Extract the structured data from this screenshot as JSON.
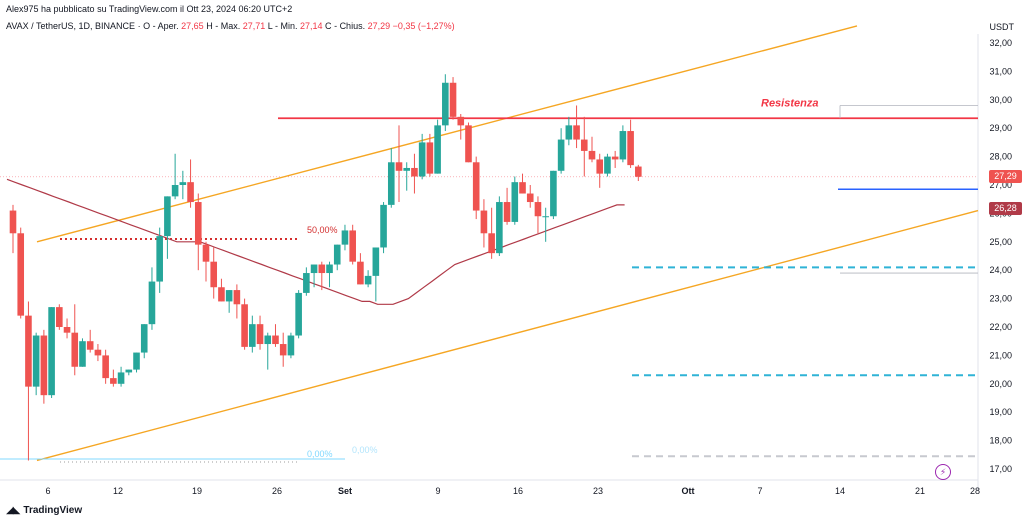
{
  "header": {
    "publish_line": "Alex975 ha pubblicato su TradingView.com il Ott 23, 2024 06:20 UTC+2",
    "symbol": "AVAX / TetherUS, 1D, BINANCE",
    "ohlc": [
      {
        "key": "O",
        "label": "Aper.",
        "value": "27,65"
      },
      {
        "key": "H",
        "label": "Max.",
        "value": "27,71"
      },
      {
        "key": "L",
        "label": "Min.",
        "value": "27,14"
      },
      {
        "key": "C",
        "label": "Chius.",
        "value": "27,29"
      }
    ],
    "change": "−0,35 (−1,27%)"
  },
  "currency": "USDT",
  "logo_text": "TradingView",
  "annotations": {
    "resistance_label": "Resistenza",
    "fib_50": "50,00%",
    "fib_0_left": "0,00%",
    "fib_0_right": "0,00%"
  },
  "price_tags": {
    "last": "27,29",
    "ma": "26,28"
  },
  "colors": {
    "up": "#26a69a",
    "down": "#ef5350",
    "channel": "#f5a623",
    "resistance": "#f23645",
    "ma": "#b03a48",
    "support_blue": "#2962ff",
    "dashed_cyan": "#2fb3d6",
    "axis_text": "#131722"
  },
  "icons": [
    "tradingview-logo-icon",
    "lightning-icon"
  ],
  "chart_data": {
    "type": "candlestick",
    "ylim": [
      16.5,
      32.5
    ],
    "y_ticks": [
      "17,00",
      "18,00",
      "19,00",
      "20,00",
      "21,00",
      "22,00",
      "23,00",
      "24,00",
      "25,00",
      "26,00",
      "27,00",
      "28,00",
      "29,00",
      "30,00",
      "31,00",
      "32,00"
    ],
    "x_ticks": [
      "6",
      "12",
      "19",
      "26",
      "Set",
      "9",
      "16",
      "23",
      "Ott",
      "7",
      "14",
      "21",
      "28"
    ],
    "candles": [
      {
        "o": 26.1,
        "h": 26.3,
        "l": 24.6,
        "c": 25.3
      },
      {
        "o": 25.3,
        "h": 25.5,
        "l": 22.3,
        "c": 22.4
      },
      {
        "o": 22.4,
        "h": 22.9,
        "l": 17.3,
        "c": 19.9
      },
      {
        "o": 19.9,
        "h": 21.8,
        "l": 19.6,
        "c": 21.7
      },
      {
        "o": 21.7,
        "h": 21.9,
        "l": 19.3,
        "c": 19.6
      },
      {
        "o": 19.6,
        "h": 22.7,
        "l": 19.5,
        "c": 22.7
      },
      {
        "o": 22.7,
        "h": 22.8,
        "l": 21.9,
        "c": 22.0
      },
      {
        "o": 22.0,
        "h": 22.3,
        "l": 21.6,
        "c": 21.8
      },
      {
        "o": 21.8,
        "h": 22.8,
        "l": 20.3,
        "c": 20.6
      },
      {
        "o": 20.6,
        "h": 21.6,
        "l": 20.6,
        "c": 21.5
      },
      {
        "o": 21.5,
        "h": 21.9,
        "l": 21.1,
        "c": 21.2
      },
      {
        "o": 21.2,
        "h": 21.4,
        "l": 20.8,
        "c": 21.0
      },
      {
        "o": 21.0,
        "h": 21.2,
        "l": 20.0,
        "c": 20.2
      },
      {
        "o": 20.2,
        "h": 20.5,
        "l": 19.9,
        "c": 20.0
      },
      {
        "o": 20.0,
        "h": 20.6,
        "l": 19.9,
        "c": 20.4
      },
      {
        "o": 20.4,
        "h": 20.5,
        "l": 20.3,
        "c": 20.5
      },
      {
        "o": 20.5,
        "h": 21.1,
        "l": 20.4,
        "c": 21.1
      },
      {
        "o": 21.1,
        "h": 22.1,
        "l": 20.9,
        "c": 22.1
      },
      {
        "o": 22.1,
        "h": 24.1,
        "l": 21.9,
        "c": 23.6
      },
      {
        "o": 23.6,
        "h": 25.5,
        "l": 23.2,
        "c": 25.2
      },
      {
        "o": 25.2,
        "h": 26.6,
        "l": 24.4,
        "c": 26.6
      },
      {
        "o": 26.6,
        "h": 28.1,
        "l": 26.5,
        "c": 27.0
      },
      {
        "o": 27.0,
        "h": 27.5,
        "l": 26.5,
        "c": 27.1
      },
      {
        "o": 27.1,
        "h": 27.9,
        "l": 26.2,
        "c": 26.4
      },
      {
        "o": 26.4,
        "h": 26.7,
        "l": 24.0,
        "c": 24.9
      },
      {
        "o": 24.9,
        "h": 25.0,
        "l": 23.6,
        "c": 24.3
      },
      {
        "o": 24.3,
        "h": 24.8,
        "l": 23.0,
        "c": 23.4
      },
      {
        "o": 23.4,
        "h": 23.7,
        "l": 22.9,
        "c": 22.9
      },
      {
        "o": 22.9,
        "h": 23.3,
        "l": 22.5,
        "c": 23.3
      },
      {
        "o": 23.3,
        "h": 23.5,
        "l": 22.3,
        "c": 22.8
      },
      {
        "o": 22.8,
        "h": 23.0,
        "l": 21.2,
        "c": 21.3
      },
      {
        "o": 21.3,
        "h": 22.4,
        "l": 21.1,
        "c": 22.1
      },
      {
        "o": 22.1,
        "h": 22.4,
        "l": 21.2,
        "c": 21.4
      },
      {
        "o": 21.4,
        "h": 21.8,
        "l": 20.5,
        "c": 21.7
      },
      {
        "o": 21.7,
        "h": 22.1,
        "l": 21.3,
        "c": 21.4
      },
      {
        "o": 21.4,
        "h": 21.8,
        "l": 20.6,
        "c": 21.0
      },
      {
        "o": 21.0,
        "h": 21.8,
        "l": 20.9,
        "c": 21.7
      },
      {
        "o": 21.7,
        "h": 23.3,
        "l": 21.6,
        "c": 23.2
      },
      {
        "o": 23.2,
        "h": 24.1,
        "l": 23.1,
        "c": 23.9
      },
      {
        "o": 23.9,
        "h": 24.2,
        "l": 23.4,
        "c": 24.2
      },
      {
        "o": 24.2,
        "h": 24.3,
        "l": 23.3,
        "c": 23.9
      },
      {
        "o": 23.9,
        "h": 24.3,
        "l": 23.4,
        "c": 24.2
      },
      {
        "o": 24.2,
        "h": 24.9,
        "l": 24.0,
        "c": 24.9
      },
      {
        "o": 24.9,
        "h": 25.6,
        "l": 24.7,
        "c": 25.4
      },
      {
        "o": 25.4,
        "h": 25.6,
        "l": 24.2,
        "c": 24.3
      },
      {
        "o": 24.3,
        "h": 24.6,
        "l": 23.5,
        "c": 23.5
      },
      {
        "o": 23.5,
        "h": 24.0,
        "l": 23.4,
        "c": 23.8
      },
      {
        "o": 23.8,
        "h": 24.8,
        "l": 22.9,
        "c": 24.8
      },
      {
        "o": 24.8,
        "h": 26.4,
        "l": 24.6,
        "c": 26.3
      },
      {
        "o": 26.3,
        "h": 28.3,
        "l": 26.2,
        "c": 27.8
      },
      {
        "o": 27.8,
        "h": 29.1,
        "l": 26.4,
        "c": 27.5
      },
      {
        "o": 27.5,
        "h": 27.8,
        "l": 26.8,
        "c": 27.6
      },
      {
        "o": 27.6,
        "h": 28.1,
        "l": 26.7,
        "c": 27.3
      },
      {
        "o": 27.3,
        "h": 28.8,
        "l": 27.2,
        "c": 28.5
      },
      {
        "o": 28.5,
        "h": 28.8,
        "l": 27.3,
        "c": 27.4
      },
      {
        "o": 27.4,
        "h": 29.3,
        "l": 27.4,
        "c": 29.1
      },
      {
        "o": 29.1,
        "h": 30.9,
        "l": 28.9,
        "c": 30.6
      },
      {
        "o": 30.6,
        "h": 30.8,
        "l": 29.3,
        "c": 29.4
      },
      {
        "o": 29.4,
        "h": 29.5,
        "l": 28.6,
        "c": 29.1
      },
      {
        "o": 29.1,
        "h": 29.2,
        "l": 27.8,
        "c": 27.8
      },
      {
        "o": 27.8,
        "h": 28.0,
        "l": 25.8,
        "c": 26.1
      },
      {
        "o": 26.1,
        "h": 26.5,
        "l": 24.8,
        "c": 25.3
      },
      {
        "o": 25.3,
        "h": 26.2,
        "l": 24.4,
        "c": 24.6
      },
      {
        "o": 24.6,
        "h": 26.6,
        "l": 24.5,
        "c": 26.4
      },
      {
        "o": 26.4,
        "h": 26.9,
        "l": 25.6,
        "c": 25.7
      },
      {
        "o": 25.7,
        "h": 27.3,
        "l": 25.6,
        "c": 27.1
      },
      {
        "o": 27.1,
        "h": 27.4,
        "l": 26.7,
        "c": 26.7
      },
      {
        "o": 26.7,
        "h": 27.0,
        "l": 26.2,
        "c": 26.4
      },
      {
        "o": 26.4,
        "h": 26.6,
        "l": 25.3,
        "c": 25.9
      },
      {
        "o": 25.9,
        "h": 26.2,
        "l": 25.0,
        "c": 25.9
      },
      {
        "o": 25.9,
        "h": 27.5,
        "l": 25.8,
        "c": 27.5
      },
      {
        "o": 27.5,
        "h": 29.0,
        "l": 27.4,
        "c": 28.6
      },
      {
        "o": 28.6,
        "h": 29.4,
        "l": 28.4,
        "c": 29.1
      },
      {
        "o": 29.1,
        "h": 29.8,
        "l": 28.3,
        "c": 28.6
      },
      {
        "o": 28.6,
        "h": 29.4,
        "l": 27.3,
        "c": 28.2
      },
      {
        "o": 28.2,
        "h": 28.7,
        "l": 27.8,
        "c": 27.9
      },
      {
        "o": 27.9,
        "h": 28.1,
        "l": 26.9,
        "c": 27.4
      },
      {
        "o": 27.4,
        "h": 28.1,
        "l": 27.3,
        "c": 28.0
      },
      {
        "o": 28.0,
        "h": 28.2,
        "l": 27.6,
        "c": 27.9
      },
      {
        "o": 27.9,
        "h": 29.1,
        "l": 27.8,
        "c": 28.9
      },
      {
        "o": 28.9,
        "h": 29.3,
        "l": 27.6,
        "c": 27.7
      },
      {
        "o": 27.65,
        "h": 27.71,
        "l": 27.14,
        "c": 27.29
      }
    ],
    "moving_average": [
      27.2,
      27.1,
      27.0,
      26.9,
      26.8,
      26.7,
      26.6,
      26.5,
      26.4,
      26.3,
      26.2,
      26.1,
      26.0,
      25.9,
      25.8,
      25.7,
      25.6,
      25.5,
      25.4,
      25.3,
      25.2,
      25.1,
      25.0,
      25.0,
      25.0,
      25.0,
      24.9,
      24.8,
      24.7,
      24.6,
      24.5,
      24.4,
      24.3,
      24.2,
      24.1,
      24.0,
      23.9,
      23.8,
      23.7,
      23.6,
      23.5,
      23.4,
      23.3,
      23.2,
      23.1,
      23.0,
      22.9,
      22.9,
      22.8,
      22.8,
      22.8,
      22.9,
      23.0,
      23.2,
      23.4,
      23.6,
      23.8,
      24.0,
      24.2,
      24.3,
      24.4,
      24.5,
      24.6,
      24.7,
      24.8,
      24.9,
      25.0,
      25.1,
      25.2,
      25.3,
      25.4,
      25.5,
      25.6,
      25.7,
      25.8,
      25.9,
      26.0,
      26.1,
      26.2,
      26.3,
      26.3
    ],
    "lines": {
      "channel_upper": [
        [
          0,
          25.0
        ],
        [
          80,
          32.6
        ]
      ],
      "channel_lower": [
        [
          0,
          17.3
        ],
        [
          92,
          26.1
        ]
      ],
      "resistance": 29.35,
      "fib_50": 25.1,
      "fib_0": 17.35,
      "support": 26.85,
      "dashed_24": 24.1,
      "dashed_20": 20.3,
      "dashed_grey": 17.45,
      "last_price_line": 27.29
    }
  }
}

- _Problem requirements_:
Pick every line with "value" in it and copy it.

- _Answer to this exercise_:
        "value": "27,65"
        "value": "27,71"
        "value": "27,14"
        "value": "27,29"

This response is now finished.